* DATA FOR THIS EXERCISE *
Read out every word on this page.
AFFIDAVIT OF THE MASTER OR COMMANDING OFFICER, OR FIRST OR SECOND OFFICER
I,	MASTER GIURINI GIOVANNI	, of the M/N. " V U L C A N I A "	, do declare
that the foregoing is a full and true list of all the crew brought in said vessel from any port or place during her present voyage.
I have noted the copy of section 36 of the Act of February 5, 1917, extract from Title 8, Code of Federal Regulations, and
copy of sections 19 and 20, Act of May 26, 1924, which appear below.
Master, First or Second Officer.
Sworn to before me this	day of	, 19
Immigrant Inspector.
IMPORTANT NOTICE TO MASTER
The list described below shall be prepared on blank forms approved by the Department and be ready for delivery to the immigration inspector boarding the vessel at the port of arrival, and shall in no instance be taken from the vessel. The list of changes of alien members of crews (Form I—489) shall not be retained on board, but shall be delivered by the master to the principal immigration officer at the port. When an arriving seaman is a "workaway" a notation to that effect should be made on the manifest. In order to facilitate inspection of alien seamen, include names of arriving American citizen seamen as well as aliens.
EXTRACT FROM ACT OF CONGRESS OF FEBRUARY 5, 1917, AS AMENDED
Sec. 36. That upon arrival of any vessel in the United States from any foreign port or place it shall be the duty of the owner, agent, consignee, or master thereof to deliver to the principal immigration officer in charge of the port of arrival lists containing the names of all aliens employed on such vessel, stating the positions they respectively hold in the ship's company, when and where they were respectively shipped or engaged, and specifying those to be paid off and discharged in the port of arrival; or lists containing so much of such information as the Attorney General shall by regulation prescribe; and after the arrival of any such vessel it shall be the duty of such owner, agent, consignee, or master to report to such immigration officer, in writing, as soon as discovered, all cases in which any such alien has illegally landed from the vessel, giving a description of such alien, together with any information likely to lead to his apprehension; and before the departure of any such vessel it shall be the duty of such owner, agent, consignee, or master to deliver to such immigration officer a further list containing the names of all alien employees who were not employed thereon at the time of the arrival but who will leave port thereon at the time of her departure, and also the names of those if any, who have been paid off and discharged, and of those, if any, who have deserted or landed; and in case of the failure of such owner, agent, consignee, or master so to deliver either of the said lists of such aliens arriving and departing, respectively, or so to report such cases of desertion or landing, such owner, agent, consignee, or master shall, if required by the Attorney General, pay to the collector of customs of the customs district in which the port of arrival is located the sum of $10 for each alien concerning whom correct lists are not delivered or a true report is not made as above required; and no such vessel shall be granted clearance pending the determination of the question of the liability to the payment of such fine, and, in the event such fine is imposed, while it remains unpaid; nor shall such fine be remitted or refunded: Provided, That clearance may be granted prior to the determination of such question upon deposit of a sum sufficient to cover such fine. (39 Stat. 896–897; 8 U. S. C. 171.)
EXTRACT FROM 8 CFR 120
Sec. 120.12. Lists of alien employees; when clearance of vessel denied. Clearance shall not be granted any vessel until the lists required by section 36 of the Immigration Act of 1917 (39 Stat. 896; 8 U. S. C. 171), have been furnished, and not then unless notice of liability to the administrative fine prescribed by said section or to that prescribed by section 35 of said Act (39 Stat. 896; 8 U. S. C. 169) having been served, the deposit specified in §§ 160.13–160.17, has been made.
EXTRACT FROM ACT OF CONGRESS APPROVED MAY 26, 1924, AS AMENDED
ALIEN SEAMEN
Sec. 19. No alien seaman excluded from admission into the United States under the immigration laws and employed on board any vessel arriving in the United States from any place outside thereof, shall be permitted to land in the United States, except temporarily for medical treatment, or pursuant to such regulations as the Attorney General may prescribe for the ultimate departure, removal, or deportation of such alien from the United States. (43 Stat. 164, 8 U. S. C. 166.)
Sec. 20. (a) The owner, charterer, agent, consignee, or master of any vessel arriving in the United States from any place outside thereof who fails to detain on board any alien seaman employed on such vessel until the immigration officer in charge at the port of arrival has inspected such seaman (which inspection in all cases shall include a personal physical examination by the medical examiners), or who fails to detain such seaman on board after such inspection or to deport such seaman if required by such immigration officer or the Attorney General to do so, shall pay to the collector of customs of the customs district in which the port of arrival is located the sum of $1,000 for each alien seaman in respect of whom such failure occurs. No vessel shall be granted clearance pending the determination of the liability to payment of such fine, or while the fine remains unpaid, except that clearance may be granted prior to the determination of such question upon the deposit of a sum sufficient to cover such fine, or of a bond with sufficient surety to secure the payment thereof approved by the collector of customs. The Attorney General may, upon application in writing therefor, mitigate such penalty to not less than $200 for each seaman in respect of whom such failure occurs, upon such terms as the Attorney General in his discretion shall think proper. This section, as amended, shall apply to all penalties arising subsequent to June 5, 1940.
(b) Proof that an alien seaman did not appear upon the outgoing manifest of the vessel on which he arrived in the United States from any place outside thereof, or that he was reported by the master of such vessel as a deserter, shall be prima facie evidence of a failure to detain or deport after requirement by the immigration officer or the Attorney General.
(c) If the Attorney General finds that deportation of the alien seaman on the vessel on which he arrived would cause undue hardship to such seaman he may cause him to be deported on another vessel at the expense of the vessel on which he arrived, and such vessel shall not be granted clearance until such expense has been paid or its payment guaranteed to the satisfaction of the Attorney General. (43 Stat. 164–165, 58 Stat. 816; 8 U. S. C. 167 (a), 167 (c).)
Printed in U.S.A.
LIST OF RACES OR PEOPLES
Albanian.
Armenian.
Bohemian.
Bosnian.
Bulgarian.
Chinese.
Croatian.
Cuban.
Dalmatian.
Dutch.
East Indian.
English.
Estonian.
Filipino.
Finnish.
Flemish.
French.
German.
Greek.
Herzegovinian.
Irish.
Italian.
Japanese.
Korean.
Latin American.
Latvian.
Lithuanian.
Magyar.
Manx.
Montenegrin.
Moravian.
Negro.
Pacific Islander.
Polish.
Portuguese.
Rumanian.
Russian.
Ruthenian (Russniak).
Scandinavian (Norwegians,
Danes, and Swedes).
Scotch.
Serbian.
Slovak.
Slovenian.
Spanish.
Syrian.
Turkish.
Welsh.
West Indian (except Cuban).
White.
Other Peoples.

* EXERCISE REQUIREMENTS *
Copy the material above verbatim.

* EXERCISE SOLUTION *
Read out every word on this page.
AFFIDAVIT OF THE MASTER OR COMMANDING OFFICER, OR FIRST OR SECOND OFFICER
I,	MASTER GIURINI GIOVANNI	, of the M/N. " V U L C A N I A "	, do declare
that the foregoing is a full and true list of all the crew brought in said vessel from any port or place during her present voyage.
I have noted the copy of section 36 of the Act of February 5, 1917, extract from Title 8, Code of Federal Regulations, and
copy of sections 19 and 20, Act of May 26, 1924, which appear below.
Master, First or Second Officer.
Sworn to before me this	day of	, 19
Immigrant Inspector.
IMPORTANT NOTICE TO MASTER
The list described below shall be prepared on blank forms approved by the Department and be ready for delivery to the immigration inspector boarding the vessel at the port of arrival, and shall in no instance be taken from the vessel. The list of changes of alien members of crews (Form I—489) shall not be retained on board, but shall be delivered by the master to the principal immigration officer at the port. When an arriving seaman is a "workaway" a notation to that effect should be made on the manifest. In order to facilitate inspection of alien seamen, include names of arriving American citizen seamen as well as aliens.
EXTRACT FROM ACT OF CONGRESS OF FEBRUARY 5, 1917, AS AMENDED
Sec. 36. That upon arrival of any vessel in the United States from any foreign port or place it shall be the duty of the owner, agent, consignee, or master thereof to deliver to the principal immigration officer in charge of the port of arrival lists containing the names of all aliens employed on such vessel, stating the positions they respectively hold in the ship's company, when and where they were respectively shipped or engaged, and specifying those to be paid off and discharged in the port of arrival; or lists containing so much of such information as the Attorney General shall by regulation prescribe; and after the arrival of any such vessel it shall be the duty of such owner, agent, consignee, or master to report to such immigration officer, in writing, as soon as discovered, all cases in which any such alien has illegally landed from the vessel, giving a description of such alien, together with any information likely to lead to his apprehension; and before the departure of any such vessel it shall be the duty of such owner, agent, consignee, or master to deliver to such immigration officer a further list containing the names of all alien employees who were not employed thereon at the time of the arrival but who will leave port thereon at the time of her departure, and also the names of those if any, who have been paid off and discharged, and of those, if any, who have deserted or landed; and in case of the failure of such owner, agent, consignee, or master so to deliver either of the said lists of such aliens arriving and departing, respectively, or so to report such cases of desertion or landing, such owner, agent, consignee, or master shall, if required by the Attorney General, pay to the collector of customs of the customs district in which the port of arrival is located the sum of $10 for each alien concerning whom correct lists are not delivered or a true report is not made as above required; and no such vessel shall be granted clearance pending the determination of the question of the liability to the payment of such fine, and, in the event such fine is imposed, while it remains unpaid; nor shall such fine be remitted or refunded: Provided, That clearance may be granted prior to the determination of such question upon deposit of a sum sufficient to cover such fine. (39 Stat. 896–897; 8 U. S. C. 171.)
EXTRACT FROM 8 CFR 120
Sec. 120.12. Lists of alien employees; when clearance of vessel denied. Clearance shall not be granted any vessel until the lists required by section 36 of the Immigration Act of 1917 (39 Stat. 896; 8 U. S. C. 171), have been furnished, and not then unless notice of liability to the administrative fine prescribed by said section or to that prescribed by section 35 of said Act (39 Stat. 896; 8 U. S. C. 169) having been served, the deposit specified in §§ 160.13–160.17, has been made.
EXTRACT FROM ACT OF CONGRESS APPROVED MAY 26, 1924, AS AMENDED
ALIEN SEAMEN
Sec. 19. No alien seaman excluded from admission into the United States under the immigration laws and employed on board any vessel arriving in the United States from any place outside thereof, shall be permitted to land in the United States, except temporarily for medical treatment, or pursuant to such regulations as the Attorney General may prescribe for the ultimate departure, removal, or deportation of such alien from the United States. (43 Stat. 164, 8 U. S. C. 166.)
Sec. 20. (a) The owner, charterer, agent, consignee, or master of any vessel arriving in the United States from any place outside thereof who fails to detain on board any alien seaman employed on such vessel until the immigration officer in charge at the port of arrival has inspected such seaman (which inspection in all cases shall include a personal physical examination by the medical examiners), or who fails to detain such seaman on board after such inspection or to deport such seaman if required by such immigration officer or the Attorney General to do so, shall pay to the collector of customs of the customs district in which the port of arrival is located the sum of $1,000 for each alien seaman in respect of whom such failure occurs. No vessel shall be granted clearance pending the determination of the liability to payment of such fine, or while the fine remains unpaid, except that clearance may be granted prior to the determination of such question upon the deposit of a sum sufficient to cover such fine, or of a bond with sufficient surety to secure the payment thereof approved by the collector of customs. The Attorney General may, upon application in writing therefor, mitigate such penalty to not less than $200 for each seaman in respect of whom such failure occurs, upon such terms as the Attorney General in his discretion shall think proper. This section, as amended, shall apply to all penalties arising subsequent to June 5, 1940.
(b) Proof that an alien seaman did not appear upon the outgoing manifest of the vessel on which he arrived in the United States from any place outside thereof, or that he was reported by the master of such vessel as a deserter, shall be prima facie evidence of a failure to detain or deport after requirement by the immigration officer or the Attorney General.
(c) If the Attorney General finds that deportation of the alien seaman on the vessel on which he arrived would cause undue hardship to such seaman he may cause him to be deported on another vessel at the expense of the vessel on which he arrived, and such vessel shall not be granted clearance until such expense has been paid or its payment guaranteed to the satisfaction of the Attorney General. (43 Stat. 164–165, 58 Stat. 816; 8 U. S. C. 167 (a), 167 (c).)
Printed in U.S.A.
LIST OF RACES OR PEOPLES
Albanian.
Armenian.
Bohemian.
Bosnian.
Bulgarian.
Chinese.
Croatian.
Cuban.
Dalmatian.
Dutch.
East Indian.
English.
Estonian.
Filipino.
Finnish.
Flemish.
French.
German.
Greek.
Herzegovinian.
Irish.
Italian.
Japanese.
Korean.
Latin American.
Latvian.
Lithuanian.
Magyar.
Manx.
Montenegrin.
Moravian.
Negro.
Pacific Islander.
Polish.
Portuguese.
Rumanian.
Russian.
Ruthenian (Russniak).
Scandinavian (Norwegians,
Danes, and Swedes).
Scotch.
Serbian.
Slovak.
Slovenian.
Spanish.
Syrian.
Turkish.
Welsh.
West Indian (except Cuban).
White.
Other Peoples.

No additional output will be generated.